### WRITTEN PROBLEM
Pick out the lines containing "Opening".

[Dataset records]
▽

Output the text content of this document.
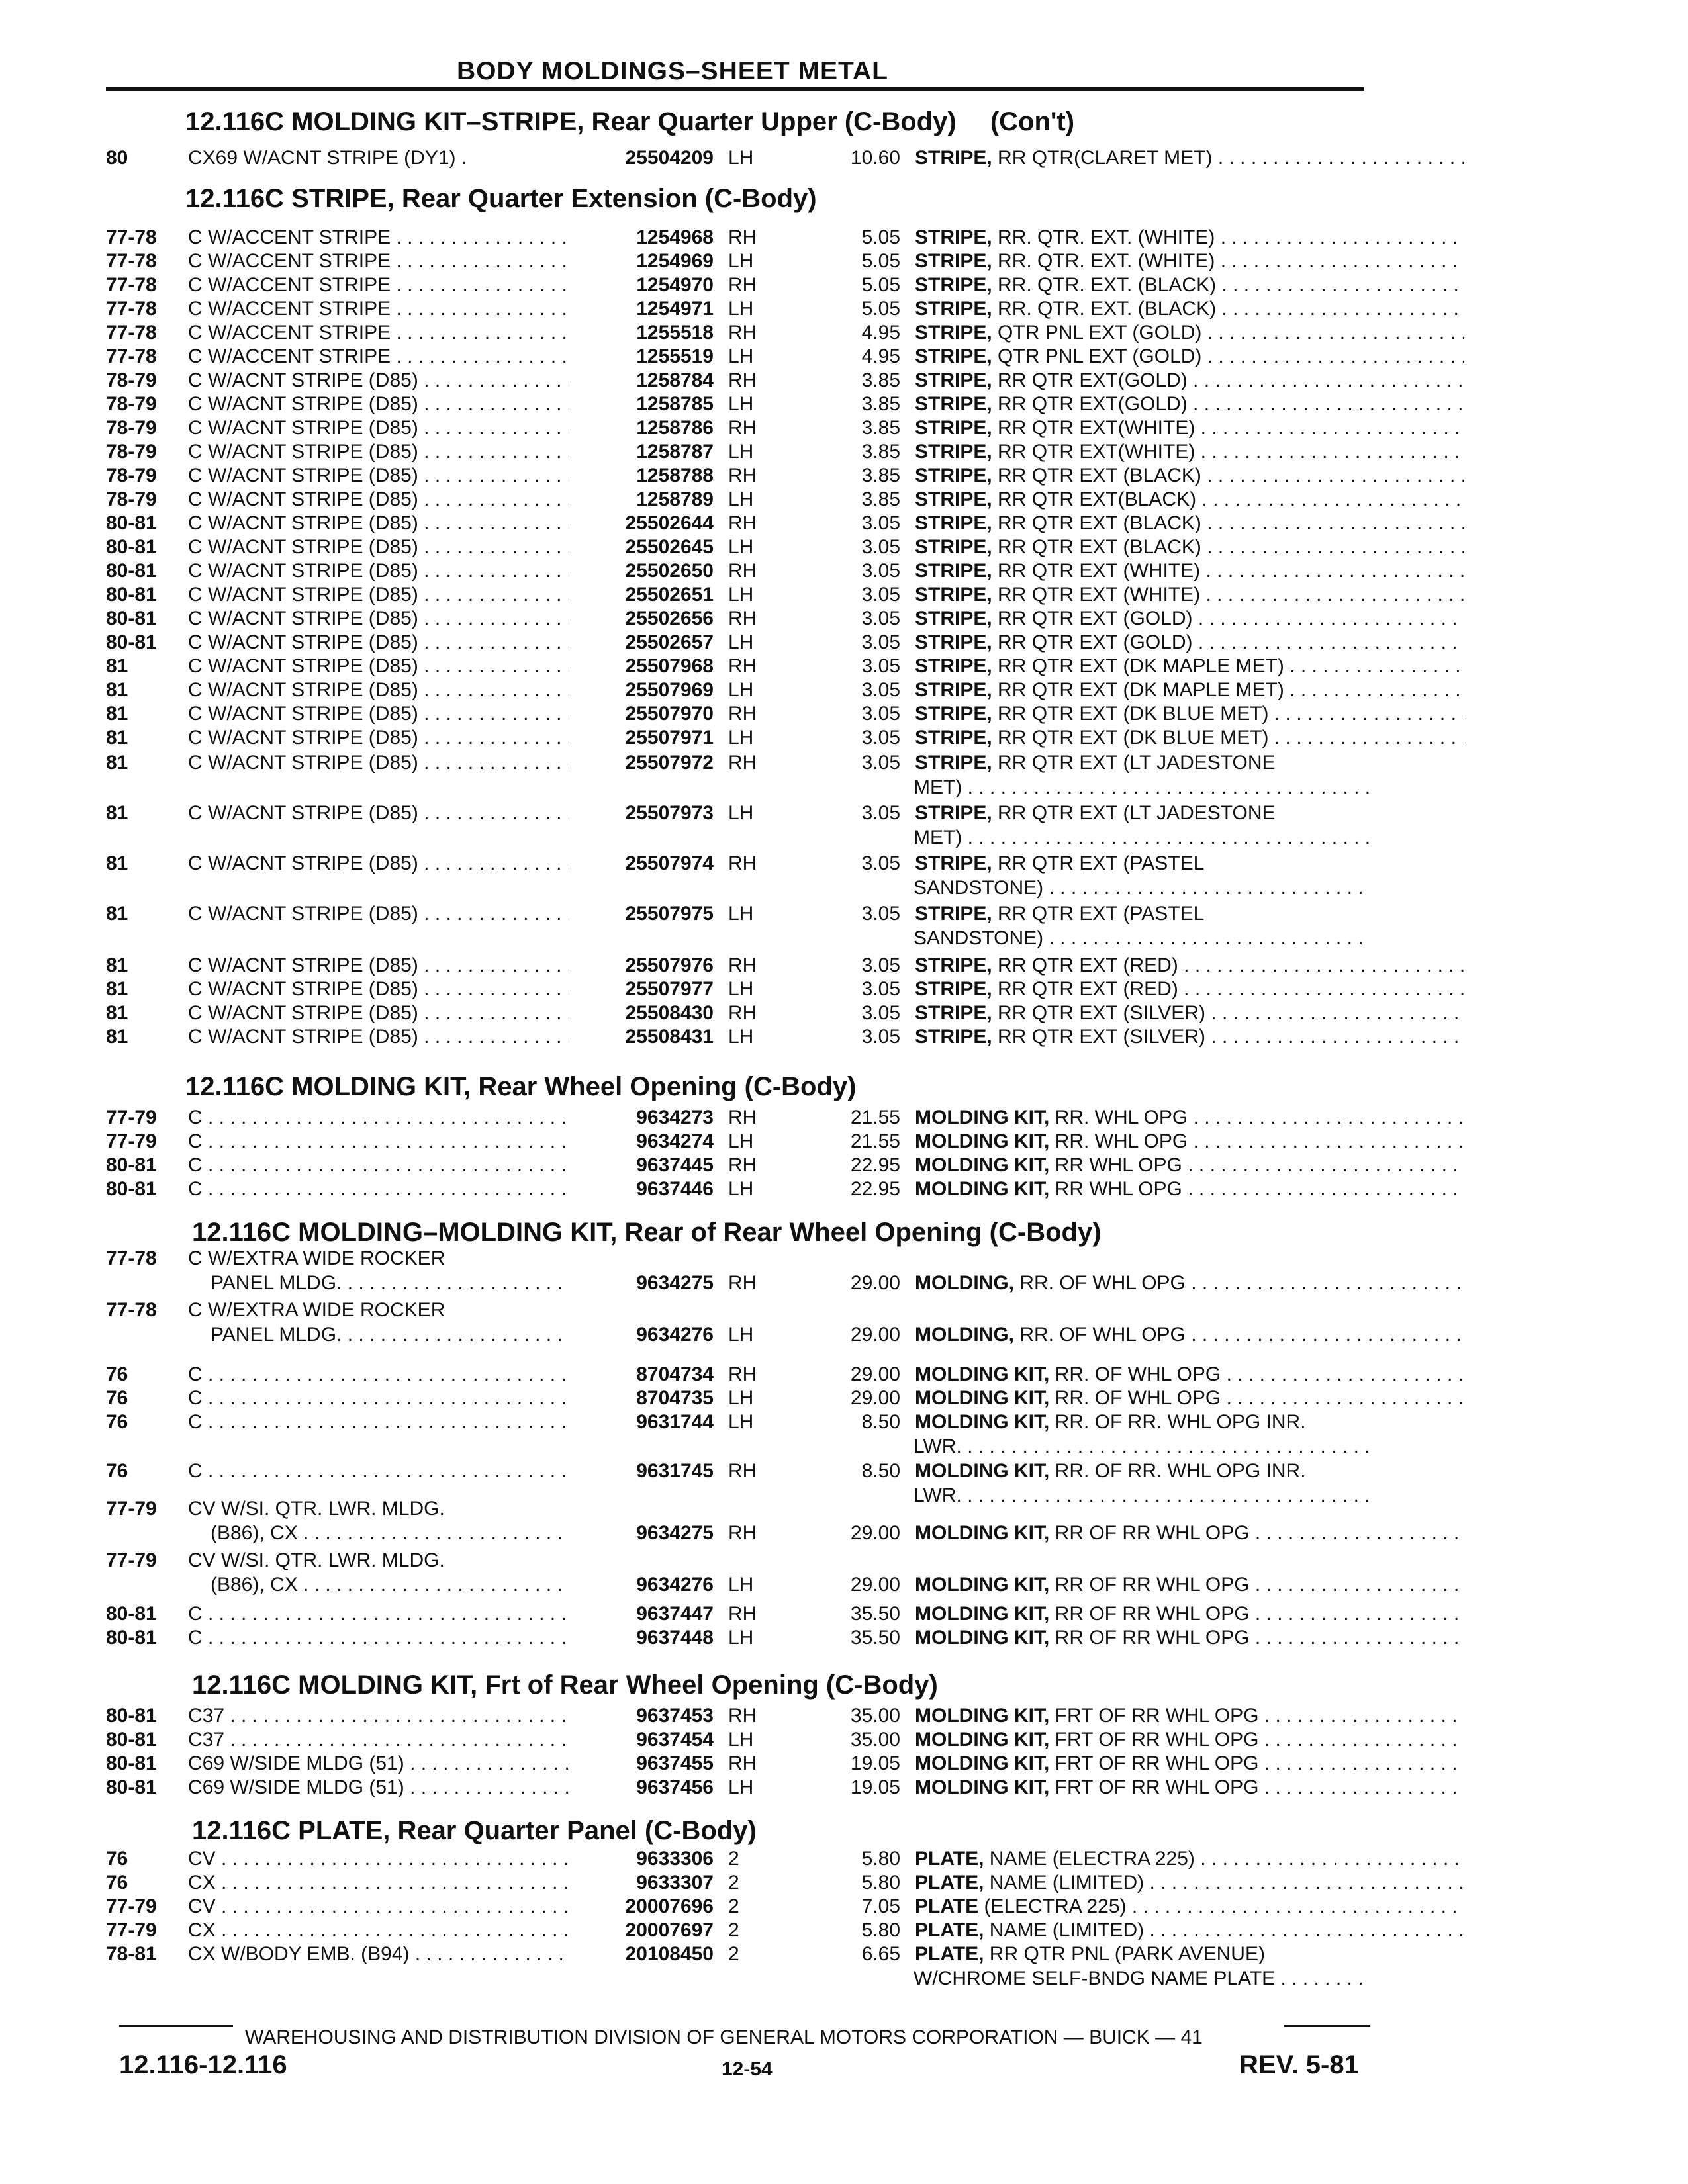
BODY MOLDINGS–SHEET METAL
12.116C MOLDING KIT–STRIPE, Rear Quarter Upper (C-Body) (Con't)
80	CX69 W/ACNT STRIPE (DY1) .	25504209 LH	10.60 STRIPE, RR QTR(CLARET MET) . . .
12.116C STRIPE, Rear Quarter Extension (C-Body)
12.116C MOLDING KIT, Rear Wheel Opening (C-Body)
12.116C MOLDING–MOLDING KIT, Rear of Rear Wheel Opening (C-Body)
12.116C MOLDING KIT, Frt of Rear Wheel Opening (C-Body)
12.116C PLATE, Rear Quarter Panel (C-Body)
77-78 C W/ACCENT STRIPE . . .	1254968 RH	5.05 STRIPE, RR. QTR. EXT. (WHITE) . . .
77-78 C W/ACCENT STRIPE . . .	1254969 LH	5.05 STRIPE, RR. QTR. EXT. (WHITE) . . .
77-78 C W/ACCENT STRIPE . . .	1254970 RH	5.05 STRIPE, RR. QTR. EXT. (BLACK) . . .
77-78 C W/ACCENT STRIPE . . .	1254971 LH	5.05 STRIPE, RR. QTR. EXT. (BLACK) . . .
77-78 C W/ACCENT STRIPE . . .	1255518 RH	4.95 STRIPE, QTR PNL EXT (GOLD) . . .
77-78 C W/ACCENT STRIPE . . .	1255519 LH	4.95 STRIPE, QTR PNL EXT (GOLD) . . .
78-79 C W/ACNT STRIPE (D85) . . .	1258784 RH	3.85 STRIPE, RR QTR EXT(GOLD) . . .
78-79 C W/ACNT STRIPE (D85) . . .	1258785 LH	3.85 STRIPE, RR QTR EXT(GOLD) . . .
78-79 C W/ACNT STRIPE (D85) . . .	1258786 RH	3.85 STRIPE, RR QTR EXT(WHITE) . . .
78-79 C W/ACNT STRIPE (D85) . . .	1258787 LH	3.85 STRIPE, RR QTR EXT(WHITE) . . .
78-79 C W/ACNT STRIPE (D85) . . .	1258788 RH	3.85 STRIPE, RR QTR EXT (BLACK) . . .
78-79 C W/ACNT STRIPE (D85) . . .	1258789 LH	3.85 STRIPE, RR QTR EXT(BLACK) . . .
80-81 C W/ACNT STRIPE (D85) . . .	25502644 RH	3.05 STRIPE, RR QTR EXT (BLACK) . . .
80-81 C W/ACNT STRIPE (D85) . . .	25502645 LH	3.05 STRIPE, RR QTR EXT (BLACK) . . .
80-81 C W/ACNT STRIPE (D85) . . .	25502650 RH	3.05 STRIPE, RR QTR EXT (WHITE) . . .
80-81 C W/ACNT STRIPE (D85) . . .	25502651 LH	3.05 STRIPE, RR QTR EXT (WHITE) . . .
80-81 C W/ACNT STRIPE (D85) . . .	25502656 RH	3.05 STRIPE, RR QTR EXT (GOLD) . . .
80-81 C W/ACNT STRIPE (D85) . . .	25502657 LH	3.05 STRIPE, RR QTR EXT (GOLD) . . .
81	C W/ACNT STRIPE (D85) . . .	25507968 RH	3.05 STRIPE, RR QTR EXT (DK MAPLE MET) . . .
81	C W/ACNT STRIPE (D85) . . .	25507969 LH	3.05 STRIPE, RR QTR EXT (DK MAPLE MET) . . .
81	C W/ACNT STRIPE (D85) . . .	25507970 RH	3.05 STRIPE, RR QTR EXT (DK BLUE MET) . . .
81	C W/ACNT STRIPE (D85) . . .	25507971 LH	3.05 STRIPE, RR QTR EXT (DK BLUE MET) . . .
81	C W/ACNT STRIPE (D85) . . .	25507972 RH	3.05 STRIPE, RR QTR EXT (LT JADESTONE
MET) . . .
81	C W/ACNT STRIPE (D85) . . .	25507973 LH	3.05 STRIPE, RR QTR EXT (LT JADESTONE
MET) . . .
81	C W/ACNT STRIPE (D85) . . .	25507974 RH	3.05 STRIPE, RR QTR EXT (PASTEL
SANDSTONE) . . .
81	C W/ACNT STRIPE (D85) . . .	25507975 LH	3.05 STRIPE, RR QTR EXT (PASTEL
SANDSTONE) . . .
81	C W/ACNT STRIPE (D85) . . .	25507976 RH	3.05 STRIPE, RR QTR EXT (RED) . . .
81	C W/ACNT STRIPE (D85) . . .	25507977 LH	3.05 STRIPE, RR QTR EXT (RED) . . .
81	C W/ACNT STRIPE (D85) . . .	25508430 RH	3.05 STRIPE, RR QTR EXT (SILVER) . . .
81	C W/ACNT STRIPE (D85) . . .	25508431 LH	3.05 STRIPE, RR QTR EXT (SILVER) . . .
77-79 C . . .	9634273 RH	21.55 MOLDING KIT, RR. WHL OPG . . .
77-79 C . . .	9634274 LH	21.55 MOLDING KIT, RR. WHL OPG . . .
80-81 C . . .	9637445 RH	22.95 MOLDING KIT, RR WHL OPG . . .
80-81 C . . .	9637446 LH	22.95 MOLDING KIT, RR WHL OPG . . .
77-78 C W/EXTRA WIDE ROCKER
PANEL MLDG. . . .	9634275 RH	29.00 MOLDING, RR. OF WHL OPG . . .
77-78 C W/EXTRA WIDE ROCKER
PANEL MLDG. . . .	9634276 LH	29.00 MOLDING, RR. OF WHL OPG . . .
76	C . . .	8704734 RH	29.00 MOLDING KIT, RR. OF WHL OPG . . .
76	C . . .	8704735 LH	29.00 MOLDING KIT, RR. OF WHL OPG . . .
76	C . . .	9631744 LH	8.50 MOLDING KIT, RR. OF RR. WHL OPG INR.
LWR. . . .
76	C . . .	9631745 RH	8.50 MOLDING KIT, RR. OF RR. WHL OPG INR.
LWR. . . .
77-79 CV W/SI. QTR. LWR. MLDG.
(B86), CX . . .	9634275 RH	29.00 MOLDING KIT, RR OF RR WHL OPG . . .
77-79 CV W/SI. QTR. LWR. MLDG.
(B86), CX . . .	9634276 LH	29.00 MOLDING KIT, RR OF RR WHL OPG . . .
80-81 C . . .	9637447 RH	35.50 MOLDING KIT, RR OF RR WHL OPG . . .
80-81 C . . .	9637448 LH	35.50 MOLDING KIT, RR OF RR WHL OPG . . .
80-81 C37 . . .	9637453 RH	35.00 MOLDING KIT, FRT OF RR WHL OPG . . .
80-81 C37 . . .	9637454 LH	35.00 MOLDING KIT, FRT OF RR WHL OPG . . .
80-81 C69 W/SIDE MLDG (51) . . .	9637455 RH	19.05 MOLDING KIT, FRT OF RR WHL OPG . . .
80-81 C69 W/SIDE MLDG (51) . . .	9637456 LH	19.05 MOLDING KIT, FRT OF RR WHL OPG . . .
76	CV . . .	9633306 2	5.80 PLATE, NAME (ELECTRA 225) . . .
76	CX . . .	9633307 2	5.80 PLATE, NAME (LIMITED) . . .
77-79 CV . . .	20007696 2	7.05 PLATE (ELECTRA 225) . . .
77-79 CX . . .	20007697 2	5.80 PLATE, NAME (LIMITED) . . .
78-81 CX W/BODY EMB. (B94) . . .	20108450 2	6.65 PLATE, RR QTR PNL (PARK AVENUE)
W/CHROME SELF-BNDG NAME PLATE . . .
WAREHOUSING AND DISTRIBUTION DIVISION OF GENERAL MOTORS CORPORATION — BUICK — 41
12.116-12.116	12-54	REV. 5-81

△

### EXPECTED ANSWER
12.116C MOLDING KIT, Rear Wheel Opening (C-Body)
12.116C MOLDING–MOLDING KIT, Rear of Rear Wheel Opening (C-Body)
12.116C MOLDING KIT, Frt of Rear Wheel Opening (C-Body)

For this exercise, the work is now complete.